§ Dataset records

## start

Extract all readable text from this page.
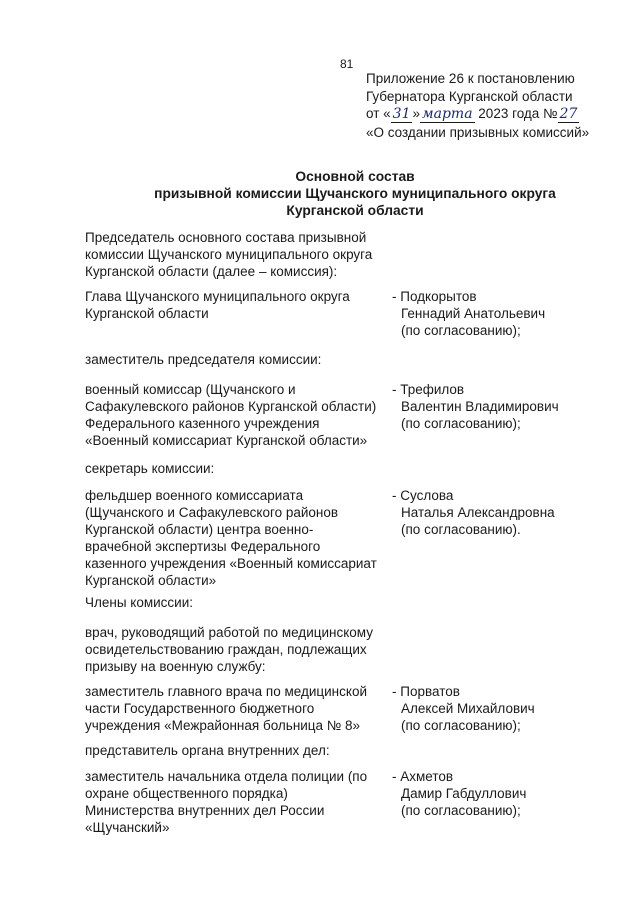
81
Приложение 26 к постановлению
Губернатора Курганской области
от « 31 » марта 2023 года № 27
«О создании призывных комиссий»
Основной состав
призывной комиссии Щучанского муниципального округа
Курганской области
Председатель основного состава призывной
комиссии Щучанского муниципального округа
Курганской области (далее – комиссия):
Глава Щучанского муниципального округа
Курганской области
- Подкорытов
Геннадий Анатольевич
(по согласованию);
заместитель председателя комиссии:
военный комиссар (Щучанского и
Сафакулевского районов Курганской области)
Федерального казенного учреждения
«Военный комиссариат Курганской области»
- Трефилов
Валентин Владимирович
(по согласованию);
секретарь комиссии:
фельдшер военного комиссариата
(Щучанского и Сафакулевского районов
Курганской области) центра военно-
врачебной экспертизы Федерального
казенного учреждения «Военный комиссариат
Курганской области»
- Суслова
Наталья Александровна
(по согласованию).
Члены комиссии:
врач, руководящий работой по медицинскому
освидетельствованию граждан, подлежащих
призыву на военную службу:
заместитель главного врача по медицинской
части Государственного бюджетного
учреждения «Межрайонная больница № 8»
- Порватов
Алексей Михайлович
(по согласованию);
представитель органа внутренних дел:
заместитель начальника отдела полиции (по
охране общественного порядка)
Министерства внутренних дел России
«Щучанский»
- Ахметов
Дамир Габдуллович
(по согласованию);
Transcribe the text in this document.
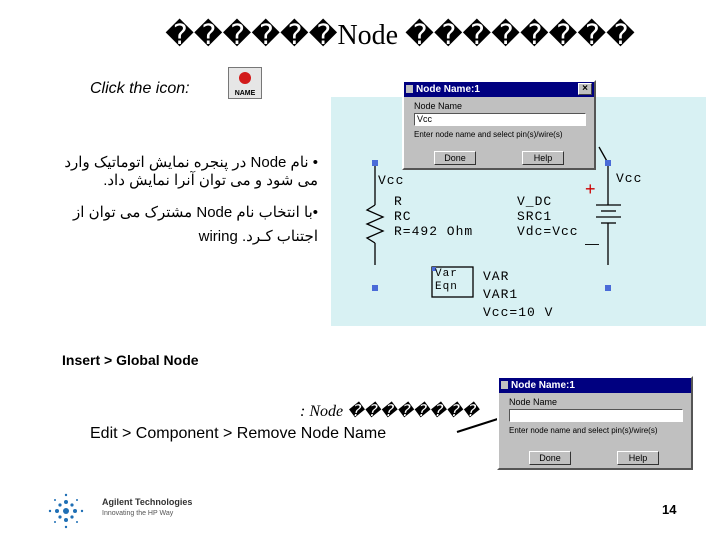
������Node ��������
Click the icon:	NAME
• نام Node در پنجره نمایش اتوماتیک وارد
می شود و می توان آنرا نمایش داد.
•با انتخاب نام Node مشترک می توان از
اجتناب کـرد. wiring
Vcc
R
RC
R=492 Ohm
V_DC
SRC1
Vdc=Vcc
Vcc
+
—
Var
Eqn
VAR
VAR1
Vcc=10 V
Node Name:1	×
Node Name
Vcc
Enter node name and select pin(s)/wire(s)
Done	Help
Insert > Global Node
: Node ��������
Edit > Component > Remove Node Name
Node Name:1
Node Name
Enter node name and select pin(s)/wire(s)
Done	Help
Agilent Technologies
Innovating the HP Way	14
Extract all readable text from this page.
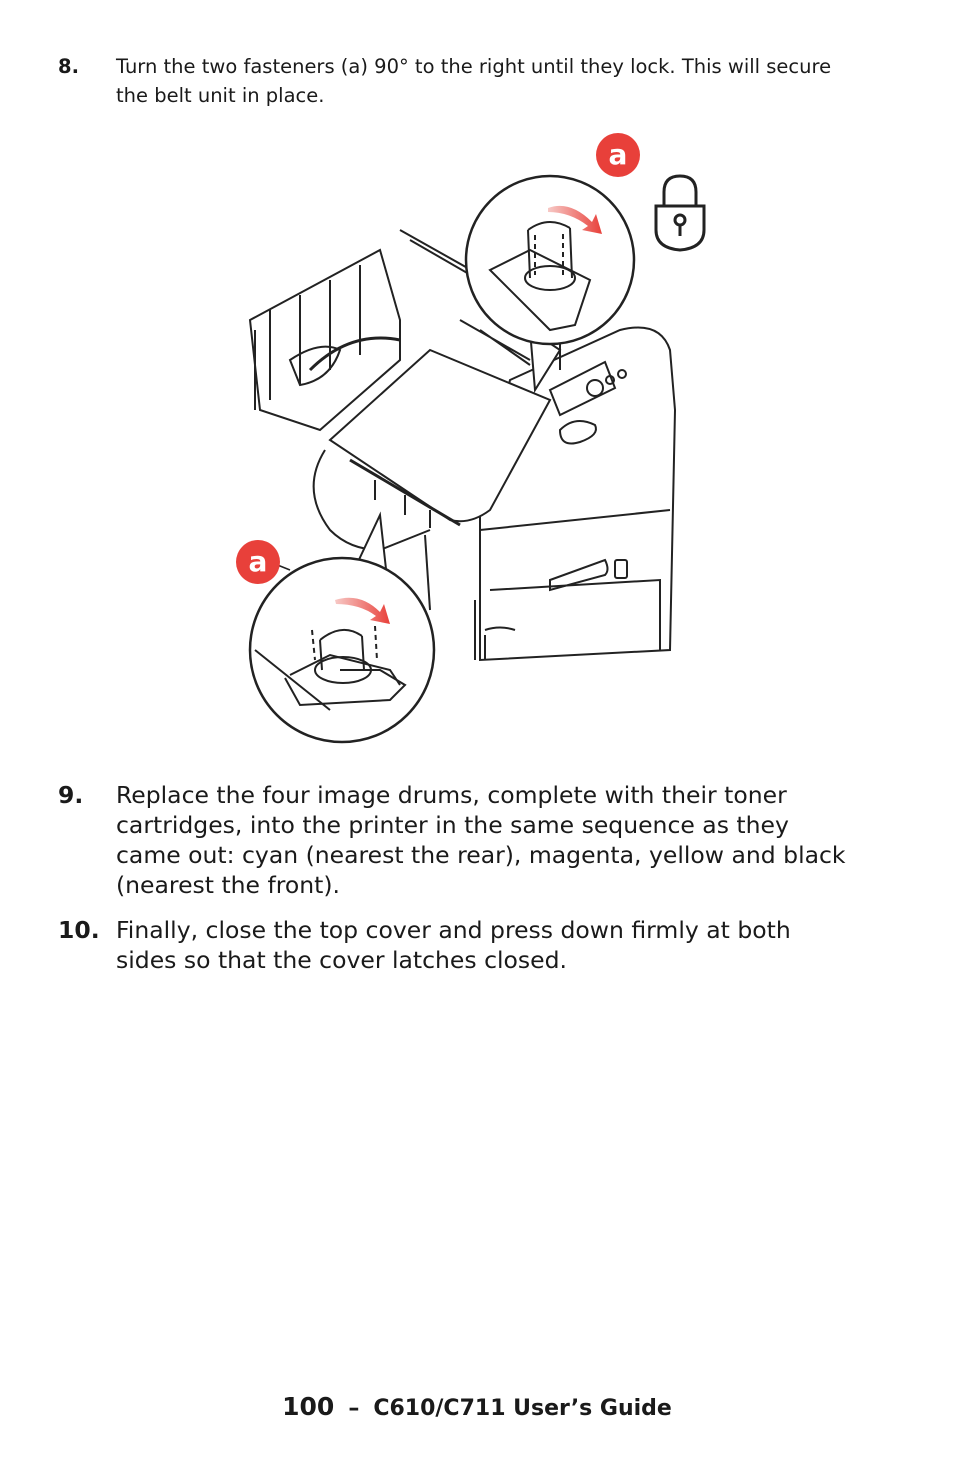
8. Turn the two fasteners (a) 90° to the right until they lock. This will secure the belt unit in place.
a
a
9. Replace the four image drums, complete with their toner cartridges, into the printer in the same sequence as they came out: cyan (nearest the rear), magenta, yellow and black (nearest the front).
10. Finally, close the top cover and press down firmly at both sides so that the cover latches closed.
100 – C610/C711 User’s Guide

## end

§ Request
Transcribe the listing above verbatim. Omit the pictures.

§ Complete response
Extract all readable text from this page.
81
Приложение 26 к постановлению
Губернатора Курганской области
от « 31 » марта 2023 года № 27
«О создании призывных комиссий»
Основной состав
призывной комиссии Щучанского муниципального округа
Курганской области
Председатель основного состава призывной
комиссии Щучанского муниципального округа
Курганской области (далее – комиссия):
Глава Щучанского муниципального округа
Курганской области
- Подкорытов
Геннадий Анатольевич
(по согласованию);
заместитель председателя комиссии:
военный комиссар (Щучанского и
Сафакулевского районов Курганской области)
Федерального казенного учреждения
«Военный комиссариат Курганской области»
- Трефилов
Валентин Владимирович
(по согласованию);
секретарь комиссии:
фельдшер военного комиссариата
(Щучанского и Сафакулевского районов
Курганской области) центра военно-
врачебной экспертизы Федерального
казенного учреждения «Военный комиссариат
Курганской области»
- Суслова
Наталья Александровна
(по согласованию).
Члены комиссии:
врач, руководящий работой по медицинскому
освидетельствованию граждан, подлежащих
призыву на военную службу:
заместитель главного врача по медицинской
части Государственного бюджетного
учреждения «Межрайонная больница № 8»
- Порватов
Алексей Михайлович
(по согласованию);
представитель органа внутренних дел:
заместитель начальника отдела полиции (по
охране общественного порядка)
Министерства внутренних дел России
«Щучанский»
- Ахметов
Дамир Габдуллович
(по согласованию);
Transcribe the text in this document.
������Node ��������
Click the icon:	NAME
• نام Node در پنجره نمایش اتوماتیک وارد
می شود و می توان آنرا نمایش داد.
•با انتخاب نام Node مشترک می توان از
اجتناب کـرد. wiring
Vcc
R
RC
R=492 Ohm
V_DC
SRC1
Vdc=Vcc
Vcc
+
—
Var
Eqn
VAR
VAR1
Vcc=10 V
Node Name:1	×
Node Name
Vcc
Enter node name and select pin(s)/wire(s)
Done	Help
Insert > Global Node
: Node ��������
Edit > Component > Remove Node Name
Node Name:1
Node Name
Enter node name and select pin(s)/wire(s)
Done	Help
Agilent Technologies
Innovating the HP Way	14
Extract all readable text from this page.
8. Turn the two fasteners (a) 90° to the right until they lock. This will secure the belt unit in place.
a
a
9. Replace the four image drums, complete with their toner cartridges, into the printer in the same sequence as they came out: cyan (nearest the rear), magenta, yellow and black (nearest the front).
10. Finally, close the top cover and press down firmly at both sides so that the cover latches closed.
100 – C610/C711 User’s Guide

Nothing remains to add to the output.